# Your task
Copy each line below in which the word "BUKIT" occurs.

# Extracted material
════════
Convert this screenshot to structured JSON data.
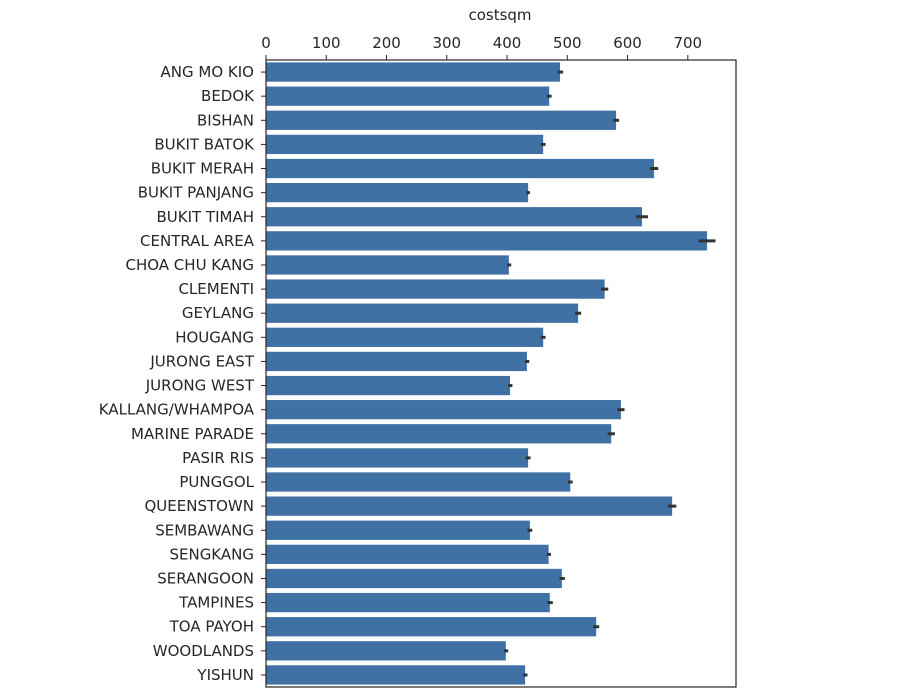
{
  "chart_data": {
    "type": "bar",
    "orientation": "horizontal",
    "xlabel": "costsqm",
    "xlabel_position": "top",
    "xlim": [
      0,
      780
    ],
    "xticks": [
      0,
      100,
      200,
      300,
      400,
      500,
      600,
      700
    ],
    "grid": false,
    "bar_color": "#4071a4",
    "errorbar_color": "#333333",
    "categories": [
      "ANG MO KIO",
      "BEDOK",
      "BISHAN",
      "BUKIT BATOK",
      "BUKIT MERAH",
      "BUKIT PANJANG",
      "BUKIT TIMAH",
      "CENTRAL AREA",
      "CHOA CHU KANG",
      "CLEMENTI",
      "GEYLANG",
      "HOUGANG",
      "JURONG EAST",
      "JURONG WEST",
      "KALLANG/WHAMPOA",
      "MARINE PARADE",
      "PASIR RIS",
      "PUNGGOL",
      "QUEENSTOWN",
      "SEMBAWANG",
      "SENGKANG",
      "SERANGOON",
      "TAMPINES",
      "TOA PAYOH",
      "WOODLANDS",
      "YISHUN"
    ],
    "values": [
      488,
      470,
      581,
      460,
      644,
      435,
      624,
      732,
      403,
      562,
      518,
      460,
      433,
      405,
      589,
      573,
      435,
      505,
      674,
      438,
      469,
      491,
      471,
      548,
      398,
      430
    ],
    "error_low": [
      484,
      466,
      576,
      456,
      637,
      432,
      614,
      718,
      400,
      556,
      513,
      456,
      430,
      402,
      583,
      567,
      431,
      501,
      667,
      434,
      466,
      487,
      467,
      543,
      395,
      427
    ],
    "error_high": [
      493,
      474,
      586,
      464,
      651,
      438,
      634,
      746,
      407,
      568,
      523,
      464,
      437,
      409,
      595,
      579,
      439,
      509,
      681,
      442,
      473,
      496,
      476,
      553,
      402,
      434
    ]
  }
}
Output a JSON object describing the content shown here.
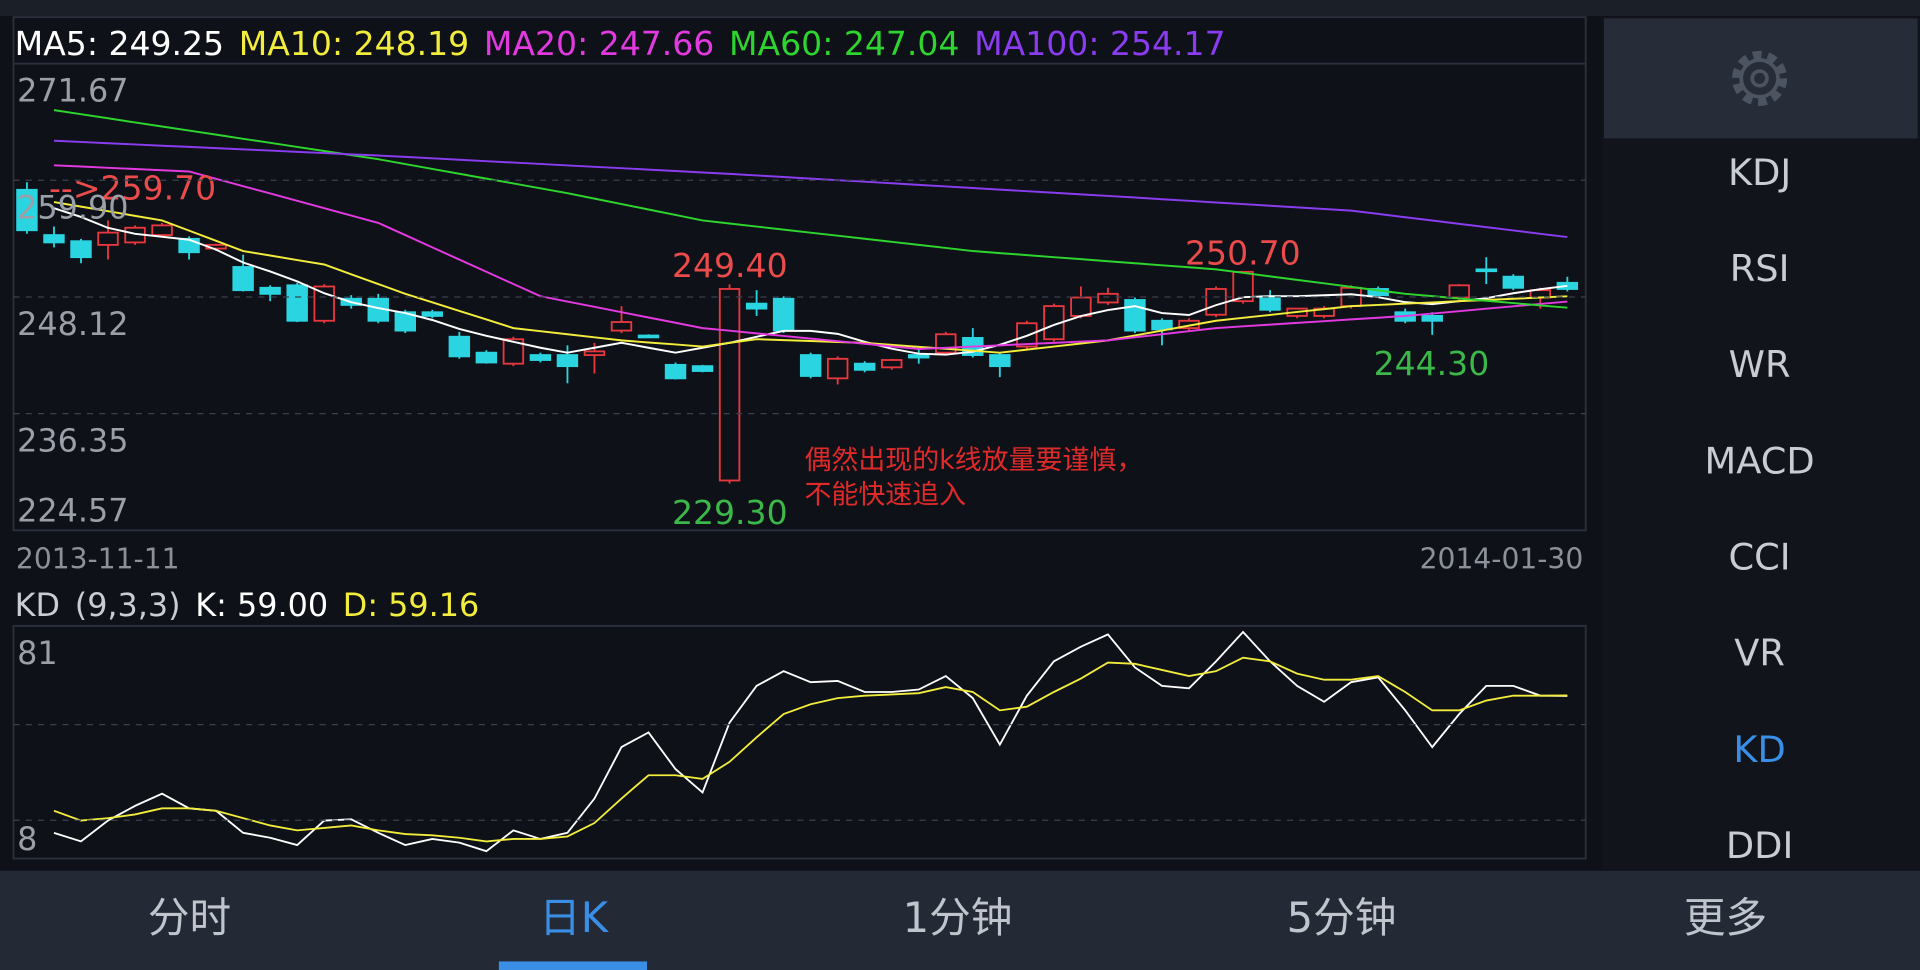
{
  "chart_data": [
    {
      "type": "candlestick",
      "series": [
        {
          "name": "MA5: 249.25",
          "color": "#ffffff",
          "values": [
            null,
            257.09,
            256.2,
            255.1,
            254.5,
            254.2,
            253.9,
            252.9,
            251.6,
            250.7,
            249.7,
            248.5,
            247.6,
            247.0,
            246.5,
            245.8,
            244.9,
            244.2,
            243.6,
            243.0,
            242.5,
            243.0,
            243.5,
            243.0,
            242.5,
            243.0,
            243.5,
            244.1,
            244.7,
            244.7,
            244.4,
            243.6,
            242.9,
            242.4,
            242.3,
            242.6,
            243.3,
            244.2,
            245.3,
            246.2,
            246.8,
            247.2,
            246.5,
            246.3,
            247.3,
            248.1,
            248.2,
            248.2,
            248.3,
            248.4,
            248.1,
            247.6,
            247.4,
            247.7,
            248.0,
            248.5,
            248.9,
            249.25
          ]
        },
        {
          "name": "MA10: 248.19",
          "color": "#f2ec3c",
          "values": [
            null,
            257.7,
            257.24,
            256.78,
            256.31,
            255.85,
            254.82,
            253.79,
            252.76,
            252.31,
            251.85,
            251.4,
            250.41,
            249.43,
            248.44,
            247.58,
            246.71,
            245.85,
            244.98,
            244.67,
            244.36,
            244.05,
            243.74,
            243.53,
            243.33,
            243.12,
            243.49,
            243.86,
            243.77,
            243.68,
            243.58,
            243.49,
            243.29,
            243.09,
            242.9,
            242.7,
            242.5,
            242.81,
            243.12,
            243.43,
            243.74,
            244.24,
            244.73,
            245.23,
            245.72,
            246.02,
            246.31,
            246.61,
            246.9,
            247.2,
            247.32,
            247.45,
            247.57,
            247.7,
            247.82,
            247.94,
            248.07,
            248.19
          ]
        },
        {
          "name": "MA20: 247.66",
          "color": "#e23ae0",
          "values": [
            null,
            261.41,
            261.29,
            261.16,
            261.04,
            260.91,
            260.79,
            260.05,
            259.31,
            258.57,
            257.83,
            257.09,
            256.34,
            255.6,
            254.37,
            253.13,
            251.9,
            250.67,
            249.43,
            248.2,
            247.66,
            247.13,
            246.59,
            246.05,
            245.52,
            244.98,
            244.72,
            244.45,
            244.19,
            243.92,
            243.66,
            243.4,
            243.13,
            242.87,
            242.99,
            243.12,
            243.24,
            243.37,
            243.49,
            243.62,
            243.74,
            244.05,
            244.36,
            244.67,
            244.98,
            245.16,
            245.33,
            245.51,
            245.68,
            245.86,
            246.03,
            246.21,
            246.45,
            246.69,
            246.94,
            247.18,
            247.42,
            247.66
          ]
        },
        {
          "name": "MA60: 247.04",
          "color": "#2ed52e",
          "values": [
            null,
            266.98,
            266.57,
            266.16,
            265.74,
            265.33,
            264.92,
            264.51,
            264.09,
            263.68,
            263.27,
            262.86,
            262.44,
            262.03,
            261.54,
            261.05,
            260.56,
            260.07,
            259.58,
            259.09,
            258.6,
            258.05,
            257.5,
            256.95,
            256.4,
            255.85,
            255.54,
            255.23,
            254.92,
            254.61,
            254.31,
            254.0,
            253.69,
            253.38,
            253.07,
            252.76,
            252.55,
            252.35,
            252.14,
            251.94,
            251.73,
            251.53,
            251.32,
            251.12,
            250.91,
            250.56,
            250.2,
            249.85,
            249.5,
            249.14,
            248.79,
            248.44,
            248.21,
            247.97,
            247.74,
            247.51,
            247.27,
            247.04
          ]
        },
        {
          "name": "MA100: 254.17",
          "color": "#8a3cf0",
          "values": [
            null,
            263.89,
            263.77,
            263.64,
            263.52,
            263.39,
            263.27,
            263.15,
            263.02,
            262.9,
            262.77,
            262.65,
            262.52,
            262.4,
            262.26,
            262.12,
            261.97,
            261.83,
            261.69,
            261.55,
            261.4,
            261.26,
            261.12,
            260.98,
            260.84,
            260.69,
            260.55,
            260.39,
            260.23,
            260.07,
            259.91,
            259.76,
            259.6,
            259.44,
            259.28,
            259.12,
            258.96,
            258.8,
            258.64,
            258.48,
            258.32,
            258.16,
            257.99,
            257.83,
            257.66,
            257.5,
            257.33,
            257.17,
            257.0,
            256.84,
            256.51,
            256.17,
            255.84,
            255.5,
            255.17,
            254.84,
            254.5,
            254.17
          ]
        }
      ],
      "candles": {
        "open": [
          258.94,
          254.37,
          253.75,
          253.38,
          253.63,
          254.37,
          253.99,
          253.01,
          251.15,
          249.05,
          249.3,
          245.72,
          247.94,
          247.94,
          246.58,
          246.58,
          244.11,
          242.5,
          241.39,
          242.26,
          242.26,
          242.26,
          244.73,
          244.23,
          241.27,
          241.14,
          229.6,
          247.45,
          247.94,
          242.26,
          239.91,
          241.39,
          241.02,
          242.26,
          242.5,
          243.99,
          242.26,
          243.12,
          243.86,
          246.21,
          247.57,
          247.82,
          245.72,
          244.98,
          246.33,
          247.7,
          248.19,
          246.21,
          246.21,
          247.2,
          248.93,
          246.58,
          246.21,
          248.07,
          250.91,
          250.17,
          248.07,
          249.55
        ],
        "high": [
          259.7,
          255.23,
          253.99,
          255.85,
          255.35,
          255.6,
          254.24,
          253.5,
          252.39,
          249.3,
          249.55,
          249.42,
          248.31,
          248.44,
          246.83,
          246.83,
          244.6,
          242.75,
          244.11,
          242.5,
          243.24,
          243.49,
          247.2,
          244.36,
          241.51,
          241.27,
          249.4,
          248.81,
          248.19,
          242.5,
          242.13,
          241.64,
          241.88,
          242.87,
          244.6,
          244.98,
          242.5,
          245.72,
          247.45,
          249.18,
          249.05,
          248.07,
          245.97,
          245.97,
          249.18,
          250.7,
          248.81,
          246.95,
          247.2,
          249.3,
          249.18,
          246.95,
          246.58,
          249.42,
          252.14,
          250.42,
          249.05,
          250.17
        ],
        "low": [
          254.5,
          253.13,
          251.53,
          251.9,
          253.38,
          254.12,
          251.9,
          252.76,
          248.68,
          247.7,
          245.59,
          245.47,
          246.95,
          245.47,
          244.48,
          245.97,
          241.89,
          241.39,
          241.14,
          241.51,
          239.41,
          240.4,
          244.48,
          243.99,
          239.79,
          240.52,
          229.3,
          246.21,
          244.48,
          239.91,
          239.29,
          240.52,
          240.77,
          241.39,
          242.26,
          242.01,
          240.03,
          242.87,
          243.61,
          245.97,
          247.32,
          244.48,
          243.24,
          244.73,
          246.08,
          247.45,
          246.58,
          245.97,
          245.97,
          246.95,
          248.07,
          245.47,
          244.3,
          247.82,
          249.42,
          248.81,
          246.95,
          248.68
        ],
        "close": [
          254.86,
          253.63,
          252.14,
          254.62,
          255.11,
          255.35,
          252.64,
          253.38,
          248.81,
          248.44,
          245.72,
          249.18,
          247.32,
          245.72,
          244.73,
          246.21,
          242.13,
          241.51,
          243.86,
          241.76,
          241.14,
          242.63,
          245.59,
          244.11,
          239.91,
          240.65,
          248.93,
          246.95,
          244.73,
          240.15,
          241.88,
          240.77,
          241.76,
          242.01,
          244.36,
          242.26,
          241.14,
          245.47,
          247.2,
          248.07,
          248.44,
          244.73,
          244.85,
          245.72,
          248.93,
          250.66,
          246.83,
          246.95,
          246.95,
          249.05,
          248.31,
          245.72,
          245.72,
          249.3,
          250.79,
          249.05,
          248.81,
          248.93
        ]
      },
      "up_color": "#e8383d",
      "down_color": "#2ad4e0",
      "ylim": [
        224.57,
        271.67
      ],
      "yticks": [
        271.67,
        {
          "value": 259.9,
          "label": "259.90"
        },
        248.12,
        236.35,
        224.57
      ],
      "grid": true,
      "x_labels": [
        "2013-11-11",
        "2014-01-30"
      ],
      "annotations": [
        "-->259.70",
        "249.40",
        "229.30",
        "250.70",
        "244.30"
      ],
      "note": [
        "偶然出现的k线放量要谨慎，",
        "不能快速追入"
      ]
    },
    {
      "type": "line",
      "title": "KD",
      "params": "(9,3,3)",
      "series": [
        {
          "name": "K: 59.00",
          "color": "#ffffff",
          "values": [
            null,
            16.07,
            13.38,
            19.91,
            24.52,
            28.36,
            23.75,
            22.98,
            16.07,
            14.53,
            12.23,
            19.91,
            20.3,
            16.07,
            12.23,
            14.15,
            13.0,
            10.31,
            16.84,
            14.15,
            16.07,
            26.83,
            42.96,
            47.57,
            36.05,
            28.75,
            50.65,
            62.17,
            66.78,
            63.33,
            63.71,
            60.25,
            60.25,
            61.02,
            65.25,
            58.33,
            43.73,
            59.1,
            69.86,
            74.47,
            78.31,
            67.94,
            62.17,
            61.41,
            69.86,
            79.08,
            69.86,
            62.17,
            57.18,
            63.33,
            64.86,
            54.49,
            42.96,
            53.34,
            62.17,
            62.17,
            59.1,
            59.0
          ]
        },
        {
          "name": "D: 59.16",
          "color": "#f2ec3c",
          "values": [
            null,
            22.98,
            19.91,
            20.68,
            21.83,
            23.75,
            23.75,
            22.98,
            20.68,
            18.38,
            16.84,
            17.61,
            18.38,
            16.84,
            15.69,
            15.3,
            14.53,
            13.38,
            14.15,
            14.15,
            14.92,
            19.14,
            26.83,
            34.13,
            34.13,
            32.97,
            38.35,
            46.04,
            53.34,
            56.41,
            58.33,
            59.1,
            59.48,
            59.87,
            61.79,
            60.25,
            54.49,
            55.64,
            60.25,
            64.48,
            69.47,
            69.09,
            67.17,
            65.25,
            66.78,
            71.01,
            69.86,
            66.02,
            64.1,
            64.1,
            65.25,
            60.25,
            54.49,
            54.49,
            57.56,
            59.1,
            59.1,
            59.16
          ]
        }
      ],
      "ylim": [
        8,
        81
      ],
      "yticks": [
        81,
        8
      ],
      "grid_values": [
        50,
        20
      ]
    }
  ],
  "sidebar": {
    "items": [
      "KDJ",
      "RSI",
      "WR",
      "MACD",
      "CCI",
      "VR",
      "KD",
      "DDI"
    ],
    "selected_index": 6
  },
  "tabs": {
    "items": [
      "分时",
      "日K",
      "1分钟",
      "5分钟",
      "更多"
    ],
    "selected_index": 1
  }
}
════════
# Correct result
      "BUKIT BATOK",
      "BUKIT MERAH",
      "BUKIT PANJANG",
      "BUKIT TIMAH",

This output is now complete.